Separate out the lines that hold "Vejafgift".

[Begin Given information]

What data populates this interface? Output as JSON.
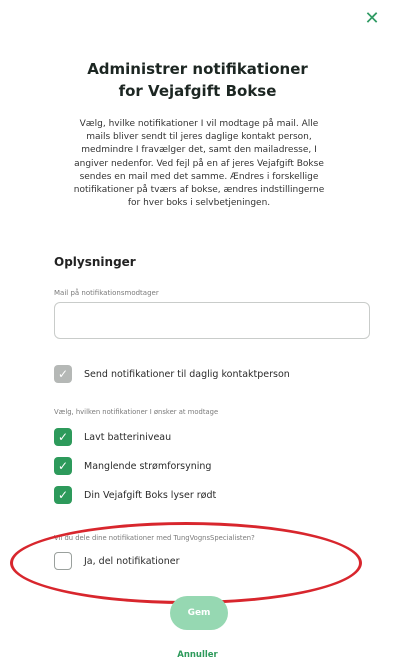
{
  "dialog": {
    "close_icon": "close-icon",
    "title_line1": "Administrer notifikationer",
    "title_line2": "for Vejafgift Bokse",
    "intro": [
      "Vælg, hvilke notifikationer I vil modtage på mail. Alle",
      "mails bliver sendt til jeres daglige kontakt person,",
      "medmindre I fravælger det, samt den mailadresse, I",
      "angiver nedenfor. Ved fejl på en af jeres Vejafgift Bokse",
      "sendes en mail med det samme. Ændres i forskellige",
      "notifikationer på tværs af bokse, ændres indstillingerne",
      "for hver boks i selvbetjeningen."
    ]
  },
  "info": {
    "heading": "Oplysninger",
    "email_label": "Mail på notifikationsmodtager",
    "email_value": "",
    "send_daily_contact": {
      "label": "Send notifikationer til daglig kontaktperson",
      "checked": true,
      "disabled": true
    }
  },
  "notifications": {
    "label": "Vælg, hvilken notifikationer I ønsker at modtage",
    "options": [
      {
        "label": "Lavt batteriniveau",
        "checked": true
      },
      {
        "label": "Manglende strømforsyning",
        "checked": true
      },
      {
        "label": "Din Vejafgift Boks lyser rødt",
        "checked": true
      }
    ]
  },
  "share": {
    "question": "Vil du dele dine notifikationer med TungVognsSpecialisten?",
    "label": "Ja, del notifikationer",
    "checked": false
  },
  "actions": {
    "save": "Gem",
    "cancel": "Annuller"
  },
  "colors": {
    "accent": "#2d9a5b",
    "save_button": "#96d8b2",
    "highlight": "#d8262d"
  }
}
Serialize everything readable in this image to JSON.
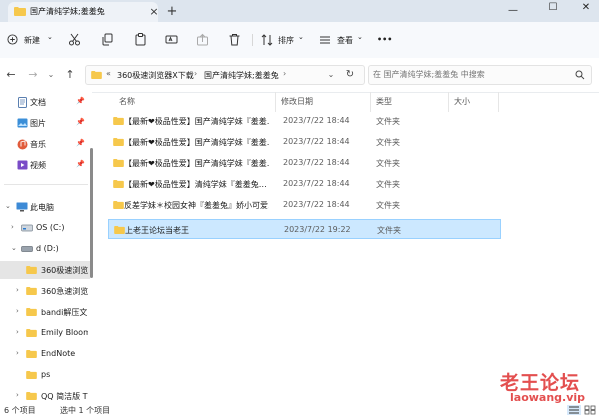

[End Given information]

• **Task solution**:
    "title_line2": "for Vejafgift Bokse",
      "angiver nedenfor. Ved fejl på en af jeres Vejafgift Bokse",
        "label": "Din Vejafgift Boks lyser rødt",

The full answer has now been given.